Passage given:

══════

Fair enough – unless you are a webmaster / blogger it’s hard to understand just how frustrating it is to find your hard-work ‘binned’ to the supplemental index – but worry no more, it’s easier to get out of the supplemental index than you may think.
In this, part two of my ongoing series on the supplemental index (see part one here – The Google Supplemental Index – A Primer), I’ll be giving you three key steps you can take to get your web page out of the supplemental index and stay out.
STEP 1 – Duplicate Content causes Supplementals
Pick a few key pages on your site, and run them through ‘copyscape’ (www.copyscape.com). If copyscape says you have duplicate content on your pages, this could be the reason for the supplemental status of your pages.
Edit the pages, make them more unique, put any quotes in a
<quote> tag, and try again. Move to Step 2.
STEP 2 – Backlinks, Backlinks and Backlinks
So you have a page in the supplementals, it is brimming with unique content, and you just can’t wait to get it out – it’s not hard. I have used this technique many, many times, and if done correctly you’ll find it helps bring your whole site from the ‘infant’ status I spoke about in my previous article to ‘adolescence’.
- Find a page on your site that is in the supplementals, that has heaps of unique content, and note down the url of that page.
- Find a site that has PR3 or better, and allows you to post your url.
- If you don’t know what Pagerank is, I define it in my article about nofollow
- Don’t know how to discover pagerank? You can do so by getting Firefox with Google Toolbar (download it from my toolbar to the right)
- Post your URL on that page, using descriptive anchor text. (eg, if your page is about widgets, the link should say ‘widgets’ if possible).Try to make your link a deep link – like www.utheguru.com/301-redirects instead of just www.utheguru.com
- Can’t find somewhere you can post a link? Some tips:-
- Your host’s forum / bulletin board (make sure that they aren’t no-following links).
- A friend with an established website (a link from the first page is always best)
- Another of your own websites (I’ve done this before and it works)
- Paid editorial.

══════

Data records:
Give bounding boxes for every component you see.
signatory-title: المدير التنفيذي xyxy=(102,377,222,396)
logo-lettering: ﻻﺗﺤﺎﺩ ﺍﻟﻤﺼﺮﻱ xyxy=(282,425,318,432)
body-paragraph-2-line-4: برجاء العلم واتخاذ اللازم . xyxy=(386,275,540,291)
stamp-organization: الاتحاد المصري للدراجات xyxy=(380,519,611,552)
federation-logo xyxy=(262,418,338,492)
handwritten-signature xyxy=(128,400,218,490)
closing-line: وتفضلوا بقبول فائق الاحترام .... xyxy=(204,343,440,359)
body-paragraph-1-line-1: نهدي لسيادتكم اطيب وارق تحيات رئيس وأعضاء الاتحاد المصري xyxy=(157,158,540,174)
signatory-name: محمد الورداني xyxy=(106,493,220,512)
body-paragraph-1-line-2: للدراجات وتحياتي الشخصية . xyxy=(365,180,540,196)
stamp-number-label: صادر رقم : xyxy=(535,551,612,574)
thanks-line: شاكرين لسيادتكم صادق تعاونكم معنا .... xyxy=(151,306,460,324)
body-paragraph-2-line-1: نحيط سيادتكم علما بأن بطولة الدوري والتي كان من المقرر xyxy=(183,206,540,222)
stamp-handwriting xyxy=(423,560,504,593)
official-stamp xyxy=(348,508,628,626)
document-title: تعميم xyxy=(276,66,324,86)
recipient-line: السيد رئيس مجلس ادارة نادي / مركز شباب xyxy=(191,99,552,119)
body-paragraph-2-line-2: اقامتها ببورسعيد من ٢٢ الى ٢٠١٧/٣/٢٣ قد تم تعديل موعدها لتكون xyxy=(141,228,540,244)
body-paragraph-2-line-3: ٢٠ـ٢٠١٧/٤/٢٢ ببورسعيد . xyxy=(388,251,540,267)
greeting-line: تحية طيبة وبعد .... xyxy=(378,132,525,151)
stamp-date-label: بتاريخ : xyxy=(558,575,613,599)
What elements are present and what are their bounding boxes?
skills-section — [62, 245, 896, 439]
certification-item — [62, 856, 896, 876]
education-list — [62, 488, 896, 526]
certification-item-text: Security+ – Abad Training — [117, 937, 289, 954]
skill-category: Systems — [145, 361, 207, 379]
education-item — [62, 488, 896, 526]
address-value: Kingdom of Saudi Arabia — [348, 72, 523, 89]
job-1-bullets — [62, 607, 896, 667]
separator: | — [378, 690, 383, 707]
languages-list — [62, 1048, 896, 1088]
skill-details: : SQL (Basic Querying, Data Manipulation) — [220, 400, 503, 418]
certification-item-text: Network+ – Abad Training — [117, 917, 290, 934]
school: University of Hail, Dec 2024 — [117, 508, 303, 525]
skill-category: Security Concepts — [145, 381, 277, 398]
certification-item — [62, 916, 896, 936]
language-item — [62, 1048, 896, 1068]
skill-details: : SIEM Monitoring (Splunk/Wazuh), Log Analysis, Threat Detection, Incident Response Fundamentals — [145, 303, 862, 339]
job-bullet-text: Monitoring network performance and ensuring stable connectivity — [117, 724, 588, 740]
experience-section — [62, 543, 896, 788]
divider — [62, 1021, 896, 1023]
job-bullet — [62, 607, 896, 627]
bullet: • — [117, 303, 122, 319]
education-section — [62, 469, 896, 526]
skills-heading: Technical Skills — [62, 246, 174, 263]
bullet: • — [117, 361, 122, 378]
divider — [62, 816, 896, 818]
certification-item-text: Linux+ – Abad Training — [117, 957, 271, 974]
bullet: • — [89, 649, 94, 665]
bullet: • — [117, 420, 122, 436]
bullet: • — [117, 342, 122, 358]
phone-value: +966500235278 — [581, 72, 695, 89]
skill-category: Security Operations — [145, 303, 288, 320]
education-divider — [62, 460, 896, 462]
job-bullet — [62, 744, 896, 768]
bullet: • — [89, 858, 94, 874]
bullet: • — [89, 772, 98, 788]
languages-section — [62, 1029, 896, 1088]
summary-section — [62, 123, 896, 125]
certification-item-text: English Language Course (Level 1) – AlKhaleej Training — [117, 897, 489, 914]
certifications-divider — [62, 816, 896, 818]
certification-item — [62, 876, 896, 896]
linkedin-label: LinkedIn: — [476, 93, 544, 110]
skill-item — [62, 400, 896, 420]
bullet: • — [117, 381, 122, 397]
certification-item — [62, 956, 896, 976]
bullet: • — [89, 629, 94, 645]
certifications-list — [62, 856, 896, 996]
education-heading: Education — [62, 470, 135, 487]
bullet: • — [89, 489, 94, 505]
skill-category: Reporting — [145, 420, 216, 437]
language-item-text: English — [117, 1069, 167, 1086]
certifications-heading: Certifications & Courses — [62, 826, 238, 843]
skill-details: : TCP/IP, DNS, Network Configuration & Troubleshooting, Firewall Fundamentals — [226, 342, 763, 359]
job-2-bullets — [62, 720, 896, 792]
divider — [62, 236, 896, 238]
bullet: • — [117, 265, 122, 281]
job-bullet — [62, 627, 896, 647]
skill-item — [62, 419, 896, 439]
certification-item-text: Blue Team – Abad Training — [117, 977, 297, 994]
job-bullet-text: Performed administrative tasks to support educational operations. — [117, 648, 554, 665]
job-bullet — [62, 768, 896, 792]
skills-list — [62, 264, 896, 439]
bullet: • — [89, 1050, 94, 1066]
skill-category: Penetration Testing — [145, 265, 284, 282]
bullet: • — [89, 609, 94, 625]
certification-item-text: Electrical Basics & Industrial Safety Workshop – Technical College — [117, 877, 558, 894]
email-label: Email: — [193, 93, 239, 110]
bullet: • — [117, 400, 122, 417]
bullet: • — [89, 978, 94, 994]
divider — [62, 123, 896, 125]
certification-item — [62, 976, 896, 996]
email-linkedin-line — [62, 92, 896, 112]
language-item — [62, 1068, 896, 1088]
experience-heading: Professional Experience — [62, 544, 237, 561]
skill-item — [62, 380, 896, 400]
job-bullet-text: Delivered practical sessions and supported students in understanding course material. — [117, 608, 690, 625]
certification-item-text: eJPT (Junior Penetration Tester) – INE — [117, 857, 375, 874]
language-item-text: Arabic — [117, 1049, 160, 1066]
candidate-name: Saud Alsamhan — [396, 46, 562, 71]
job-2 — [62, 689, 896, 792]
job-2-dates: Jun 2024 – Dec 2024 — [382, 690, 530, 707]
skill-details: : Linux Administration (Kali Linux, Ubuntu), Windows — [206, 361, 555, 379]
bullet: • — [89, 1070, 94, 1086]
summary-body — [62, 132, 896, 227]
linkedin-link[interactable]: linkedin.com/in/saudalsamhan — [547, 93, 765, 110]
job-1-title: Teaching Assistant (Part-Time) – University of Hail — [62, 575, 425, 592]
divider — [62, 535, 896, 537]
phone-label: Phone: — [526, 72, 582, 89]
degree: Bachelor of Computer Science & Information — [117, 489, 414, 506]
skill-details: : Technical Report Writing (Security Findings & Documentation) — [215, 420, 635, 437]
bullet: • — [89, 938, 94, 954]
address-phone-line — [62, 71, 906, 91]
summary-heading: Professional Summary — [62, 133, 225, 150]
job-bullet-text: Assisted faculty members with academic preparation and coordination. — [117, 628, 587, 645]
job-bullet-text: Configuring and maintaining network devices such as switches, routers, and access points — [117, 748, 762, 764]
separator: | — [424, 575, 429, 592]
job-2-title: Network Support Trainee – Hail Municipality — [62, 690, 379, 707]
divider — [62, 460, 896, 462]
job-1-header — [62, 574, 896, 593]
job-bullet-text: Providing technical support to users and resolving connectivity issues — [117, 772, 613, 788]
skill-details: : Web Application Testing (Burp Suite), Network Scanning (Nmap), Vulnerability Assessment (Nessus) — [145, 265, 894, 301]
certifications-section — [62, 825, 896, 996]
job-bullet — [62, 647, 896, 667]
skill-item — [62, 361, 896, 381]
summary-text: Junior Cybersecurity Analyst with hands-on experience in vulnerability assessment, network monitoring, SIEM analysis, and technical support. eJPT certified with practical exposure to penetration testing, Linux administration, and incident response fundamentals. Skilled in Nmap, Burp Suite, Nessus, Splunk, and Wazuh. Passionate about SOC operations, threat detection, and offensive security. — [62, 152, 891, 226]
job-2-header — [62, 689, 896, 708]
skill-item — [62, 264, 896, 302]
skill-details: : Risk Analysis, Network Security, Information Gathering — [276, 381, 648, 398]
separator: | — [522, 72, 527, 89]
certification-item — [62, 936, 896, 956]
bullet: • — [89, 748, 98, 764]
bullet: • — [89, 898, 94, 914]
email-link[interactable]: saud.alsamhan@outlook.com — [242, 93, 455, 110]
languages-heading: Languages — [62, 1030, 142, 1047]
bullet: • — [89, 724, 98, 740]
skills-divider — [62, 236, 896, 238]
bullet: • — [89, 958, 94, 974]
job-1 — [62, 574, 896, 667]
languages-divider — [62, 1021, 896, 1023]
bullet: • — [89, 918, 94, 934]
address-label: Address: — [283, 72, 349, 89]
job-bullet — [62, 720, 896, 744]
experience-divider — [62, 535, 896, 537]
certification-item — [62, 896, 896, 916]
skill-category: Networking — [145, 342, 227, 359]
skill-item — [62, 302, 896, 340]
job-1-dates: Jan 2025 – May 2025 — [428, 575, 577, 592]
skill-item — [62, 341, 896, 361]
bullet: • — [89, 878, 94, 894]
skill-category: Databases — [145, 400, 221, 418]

══════

What to produce: From the supplemental index article, list every place it suggests for posting a link when you can't find one. Work from the article on getting pages out of the supplemental index and nothing else in the data.

Written response:
- Your host's forum or bulletin board (as long as it doesn't no-follow links)
- A friend with an established website
- Another of your own websites
- Paid editorial